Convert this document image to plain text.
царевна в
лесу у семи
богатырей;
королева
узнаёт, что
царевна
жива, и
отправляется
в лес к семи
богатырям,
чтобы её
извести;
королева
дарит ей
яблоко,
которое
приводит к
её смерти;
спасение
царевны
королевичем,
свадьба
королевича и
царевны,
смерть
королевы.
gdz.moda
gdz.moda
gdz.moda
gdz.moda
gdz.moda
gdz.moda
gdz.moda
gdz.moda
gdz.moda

= = = =

▶ [WORK REQUIRED] The entries above must be returned exactly.

▶ [FULL RESPONSE]
Convert this document image to plain text.
царевна в
лесу у семи
богатырей;
королева
узнаёт, что
царевна
жива, и
отправляется
в лес к семи
богатырям,
чтобы её
извести;
королева
дарит ей
яблоко,
которое
приводит к
её смерти;
спасение
царевны
королевичем,
свадьба
королевича и
царевны,
смерть
королевы.
gdz.moda
gdz.moda
gdz.moda
gdz.moda
gdz.moda
gdz.moda
gdz.moda
gdz.moda
gdz.moda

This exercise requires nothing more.